* [WHAT THE TASK ASKS]:
Word for word, print each line of the listing below; pictures stay out.
◇ ◇ ◇ ◇ ◇ ◇ ◇
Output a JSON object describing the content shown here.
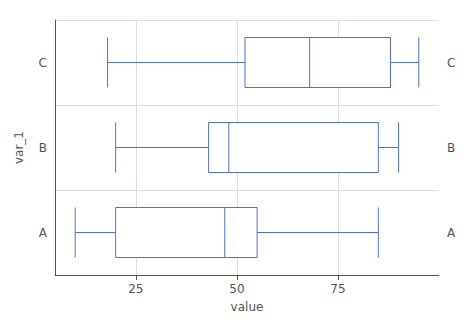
{
  "chart_data": {
    "type": "boxplot",
    "orientation": "horizontal",
    "categories": [
      "A",
      "B",
      "C"
    ],
    "values": [
      [
        10,
        20,
        47,
        55,
        85
      ],
      [
        20,
        43,
        48,
        85,
        90
      ],
      [
        18,
        52,
        68,
        88,
        95
      ]
    ],
    "xlabel": "value",
    "ylabel": "var_1",
    "xlim": [
      5,
      100
    ],
    "xticks": [
      25,
      50,
      75
    ],
    "annotations": [
      "A",
      "B",
      "C"
    ],
    "grid": true
  }
}
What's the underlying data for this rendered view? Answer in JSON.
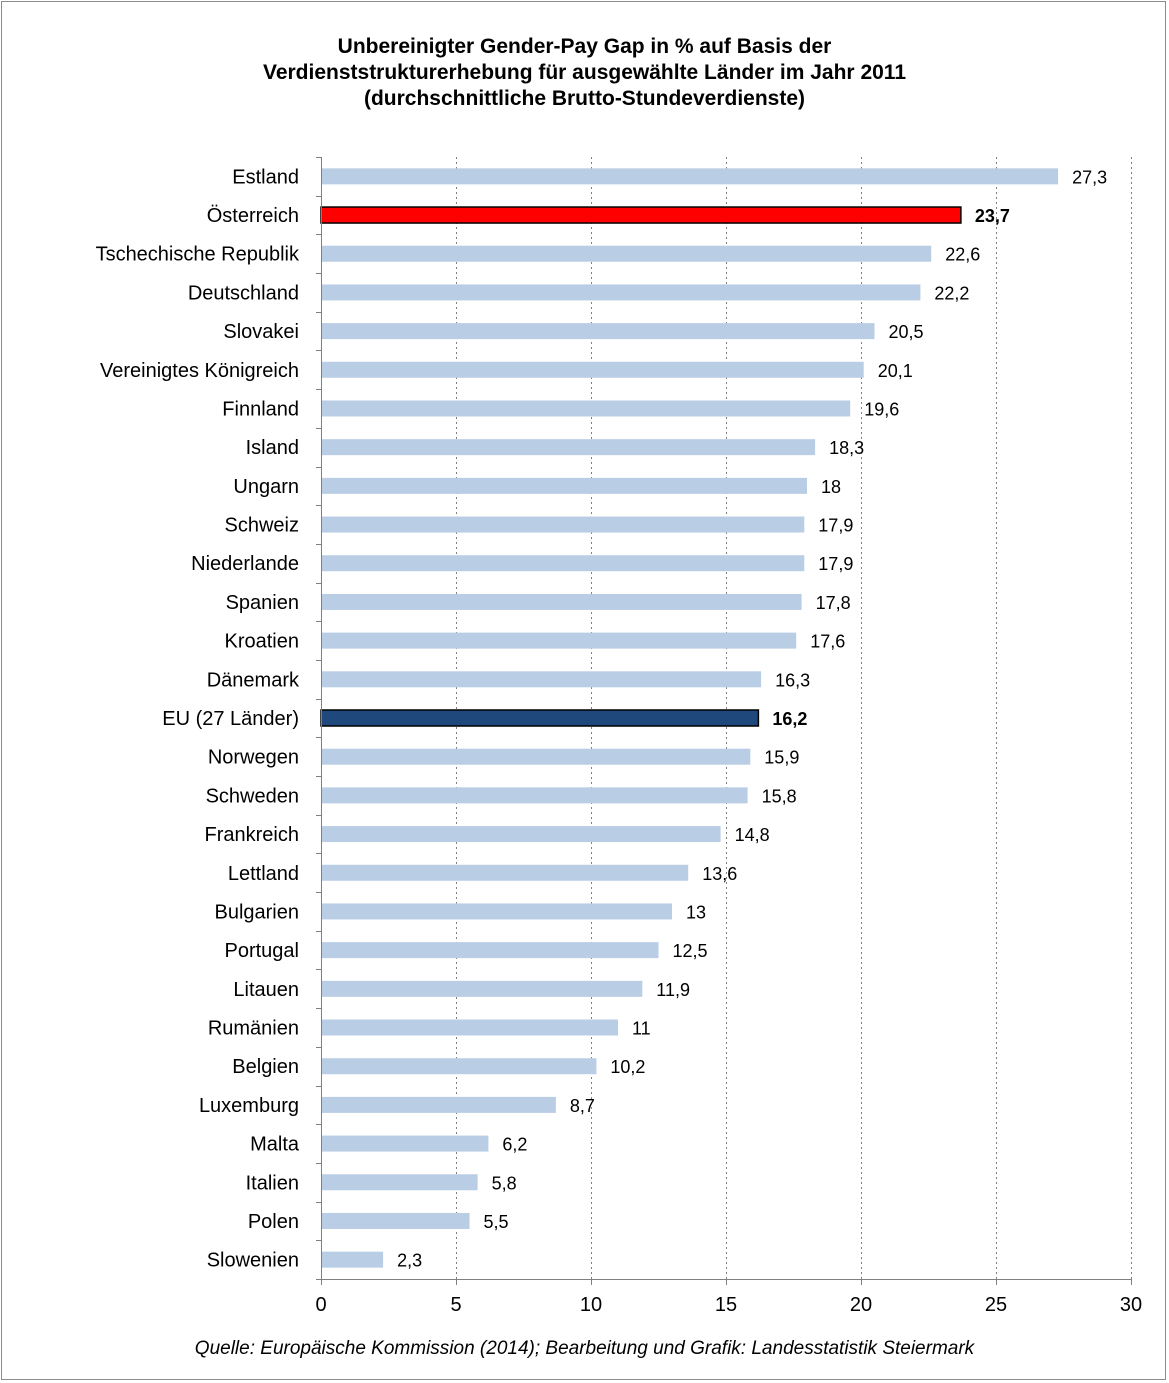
{
  "chart_data": {
    "type": "bar",
    "orientation": "horizontal",
    "title_lines": [
      "Unbereinigter Gender-Pay Gap in % auf Basis der",
      "Verdienststrukturerhebung für ausgewählte Länder im Jahr 2011",
      "(durchschnittliche Brutto-Stundeverdienste)"
    ],
    "source": "Quelle: Europäische Kommission (2014); Bearbeitung und Grafik: Landesstatistik Steiermark",
    "xlim": [
      0,
      30
    ],
    "xticks": [
      "0",
      "5",
      "10",
      "15",
      "20",
      "25",
      "30"
    ],
    "xtick_values": [
      0,
      5,
      10,
      15,
      20,
      25,
      30
    ],
    "grid": "vertical dotted",
    "legend": "none",
    "colors": {
      "default": "#b9cde5",
      "highlight_austria": "#ff0000",
      "highlight_eu": "#1f497d"
    },
    "bars": [
      {
        "label": "Estland",
        "value": 27.3,
        "value_label": "27,3",
        "highlight": "none"
      },
      {
        "label": "Österreich",
        "value": 23.7,
        "value_label": "23,7",
        "highlight": "austria"
      },
      {
        "label": "Tschechische Republik",
        "value": 22.6,
        "value_label": "22,6",
        "highlight": "none"
      },
      {
        "label": "Deutschland",
        "value": 22.2,
        "value_label": "22,2",
        "highlight": "none"
      },
      {
        "label": "Slovakei",
        "value": 20.5,
        "value_label": "20,5",
        "highlight": "none"
      },
      {
        "label": "Vereinigtes Königreich",
        "value": 20.1,
        "value_label": "20,1",
        "highlight": "none"
      },
      {
        "label": "Finnland",
        "value": 19.6,
        "value_label": "19,6",
        "highlight": "none"
      },
      {
        "label": "Island",
        "value": 18.3,
        "value_label": "18,3",
        "highlight": "none"
      },
      {
        "label": "Ungarn",
        "value": 18.0,
        "value_label": "18",
        "highlight": "none"
      },
      {
        "label": "Schweiz",
        "value": 17.9,
        "value_label": "17,9",
        "highlight": "none"
      },
      {
        "label": "Niederlande",
        "value": 17.9,
        "value_label": "17,9",
        "highlight": "none"
      },
      {
        "label": "Spanien",
        "value": 17.8,
        "value_label": "17,8",
        "highlight": "none"
      },
      {
        "label": "Kroatien",
        "value": 17.6,
        "value_label": "17,6",
        "highlight": "none"
      },
      {
        "label": "Dänemark",
        "value": 16.3,
        "value_label": "16,3",
        "highlight": "none"
      },
      {
        "label": "EU (27 Länder)",
        "value": 16.2,
        "value_label": "16,2",
        "highlight": "eu"
      },
      {
        "label": "Norwegen",
        "value": 15.9,
        "value_label": "15,9",
        "highlight": "none"
      },
      {
        "label": "Schweden",
        "value": 15.8,
        "value_label": "15,8",
        "highlight": "none"
      },
      {
        "label": "Frankreich",
        "value": 14.8,
        "value_label": "14,8",
        "highlight": "none"
      },
      {
        "label": "Lettland",
        "value": 13.6,
        "value_label": "13,6",
        "highlight": "none"
      },
      {
        "label": "Bulgarien",
        "value": 13.0,
        "value_label": "13",
        "highlight": "none"
      },
      {
        "label": "Portugal",
        "value": 12.5,
        "value_label": "12,5",
        "highlight": "none"
      },
      {
        "label": "Litauen",
        "value": 11.9,
        "value_label": "11,9",
        "highlight": "none"
      },
      {
        "label": "Rumänien",
        "value": 11.0,
        "value_label": "11",
        "highlight": "none"
      },
      {
        "label": "Belgien",
        "value": 10.2,
        "value_label": "10,2",
        "highlight": "none"
      },
      {
        "label": "Luxemburg",
        "value": 8.7,
        "value_label": "8,7",
        "highlight": "none"
      },
      {
        "label": "Malta",
        "value": 6.2,
        "value_label": "6,2",
        "highlight": "none"
      },
      {
        "label": "Italien",
        "value": 5.8,
        "value_label": "5,8",
        "highlight": "none"
      },
      {
        "label": "Polen",
        "value": 5.5,
        "value_label": "5,5",
        "highlight": "none"
      },
      {
        "label": "Slowenien",
        "value": 2.3,
        "value_label": "2,3",
        "highlight": "none"
      }
    ]
  }
}
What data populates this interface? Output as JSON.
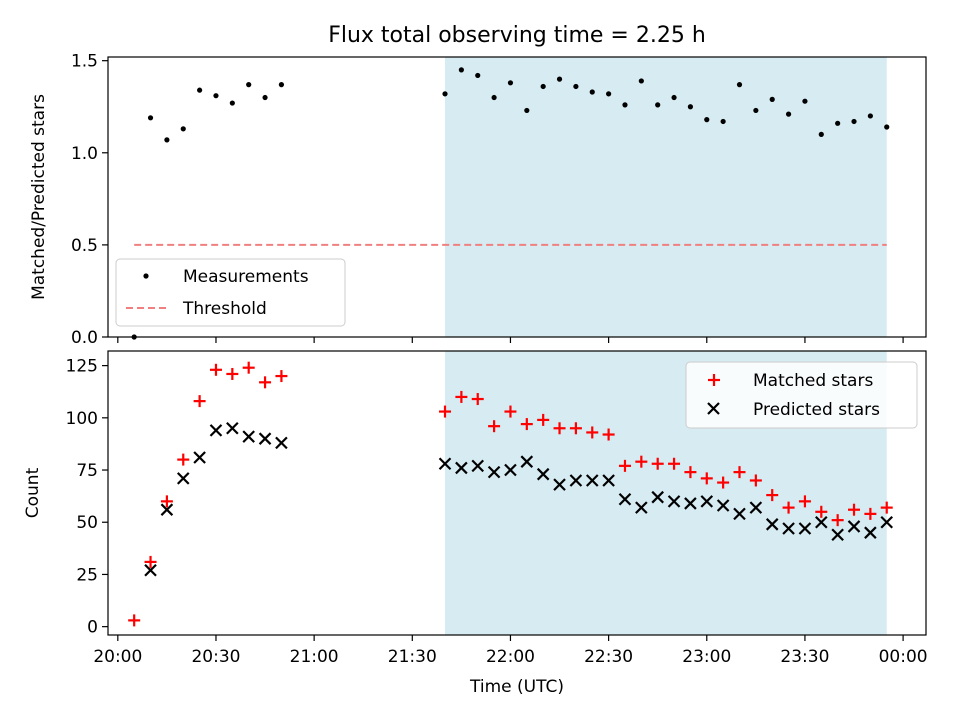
◇ ◇ ◇ ◇ ◇ ◇ ◇
* [COMPLETE OUTPUT]:
Output a JSON object describing the content shown here.
{
  "chart_data": {
    "type": "boxplot",
    "orientation": "horizontal",
    "categories": [
      "A",
      "B",
      "C"
    ],
    "values": [
      [
        10,
        20,
        47,
        55,
        85
      ],
      [
        20,
        43,
        48,
        85,
        90
      ],
      [
        18,
        52,
        68,
        88,
        95
      ]
    ],
    "xlabel": "value",
    "ylabel": "var_1",
    "xlim": [
      5,
      100
    ],
    "xticks": [
      25,
      50,
      75
    ],
    "annotations": [
      "A",
      "B",
      "C"
    ],
    "grid": true
  }
}
What's the underlying data for this rendered view? Answer in JSON.
{
  "chart_data": {
    "type": "bar",
    "orientation": "horizontal",
    "title_lines": [
      "Unbereinigter Gender-Pay Gap in % auf Basis der",
      "Verdienststrukturerhebung für ausgewählte Länder im Jahr 2011",
      "(durchschnittliche Brutto-Stundeverdienste)"
    ],
    "source": "Quelle: Europäische Kommission (2014); Bearbeitung und Grafik: Landesstatistik Steiermark",
    "xlim": [
      0,
      30
    ],
    "xticks": [
      "0",
      "5",
      "10",
      "15",
      "20",
      "25",
      "30"
    ],
    "xtick_values": [
      0,
      5,
      10,
      15,
      20,
      25,
      30
    ],
    "grid": "vertical dotted",
    "legend": "none",
    "colors": {
      "default": "#b9cde5",
      "highlight_austria": "#ff0000",
      "highlight_eu": "#1f497d"
    },
    "bars": [
      {
        "label": "Estland",
        "value": 27.3,
        "value_label": "27,3",
        "highlight": "none"
      },
      {
        "label": "Österreich",
        "value": 23.7,
        "value_label": "23,7",
        "highlight": "austria"
      },
      {
        "label": "Tschechische Republik",
        "value": 22.6,
        "value_label": "22,6",
        "highlight": "none"
      },
      {
        "label": "Deutschland",
        "value": 22.2,
        "value_label": "22,2",
        "highlight": "none"
      },
      {
        "label": "Slovakei",
        "value": 20.5,
        "value_label": "20,5",
        "highlight": "none"
      },
      {
        "label": "Vereinigtes Königreich",
        "value": 20.1,
        "value_label": "20,1",
        "highlight": "none"
      },
      {
        "label": "Finnland",
        "value": 19.6,
        "value_label": "19,6",
        "highlight": "none"
      },
      {
        "label": "Island",
        "value": 18.3,
        "value_label": "18,3",
        "highlight": "none"
      },
      {
        "label": "Ungarn",
        "value": 18.0,
        "value_label": "18",
        "highlight": "none"
      },
      {
        "label": "Schweiz",
        "value": 17.9,
        "value_label": "17,9",
        "highlight": "none"
      },
      {
        "label": "Niederlande",
        "value": 17.9,
        "value_label": "17,9",
        "highlight": "none"
      },
      {
        "label": "Spanien",
        "value": 17.8,
        "value_label": "17,8",
        "highlight": "none"
      },
      {
        "label": "Kroatien",
        "value": 17.6,
        "value_label": "17,6",
        "highlight": "none"
      },
      {
        "label": "Dänemark",
        "value": 16.3,
        "value_label": "16,3",
        "highlight": "none"
      },
      {
        "label": "EU (27 Länder)",
        "value": 16.2,
        "value_label": "16,2",
        "highlight": "eu"
      },
      {
        "label": "Norwegen",
        "value": 15.9,
        "value_label": "15,9",
        "highlight": "none"
      },
      {
        "label": "Schweden",
        "value": 15.8,
        "value_label": "15,8",
        "highlight": "none"
      },
      {
        "label": "Frankreich",
        "value": 14.8,
        "value_label": "14,8",
        "highlight": "none"
      },
      {
        "label": "Lettland",
        "value": 13.6,
        "value_label": "13,6",
        "highlight": "none"
      },
      {
        "label": "Bulgarien",
        "value": 13.0,
        "value_label": "13",
        "highlight": "none"
      },
      {
        "label": "Portugal",
        "value": 12.5,
        "value_label": "12,5",
        "highlight": "none"
      },
      {
        "label": "Litauen",
        "value": 11.9,
        "value_label": "11,9",
        "highlight": "none"
      },
      {
        "label": "Rumänien",
        "value": 11.0,
        "value_label": "11",
        "highlight": "none"
      },
      {
        "label": "Belgien",
        "value": 10.2,
        "value_label": "10,2",
        "highlight": "none"
      },
      {
        "label": "Luxemburg",
        "value": 8.7,
        "value_label": "8,7",
        "highlight": "none"
      },
      {
        "label": "Malta",
        "value": 6.2,
        "value_label": "6,2",
        "highlight": "none"
      },
      {
        "label": "Italien",
        "value": 5.8,
        "value_label": "5,8",
        "highlight": "none"
      },
      {
        "label": "Polen",
        "value": 5.5,
        "value_label": "5,5",
        "highlight": "none"
      },
      {
        "label": "Slowenien",
        "value": 2.3,
        "value_label": "2,3",
        "highlight": "none"
      }
    ]
  }
}
What data populates this interface? Output as JSON.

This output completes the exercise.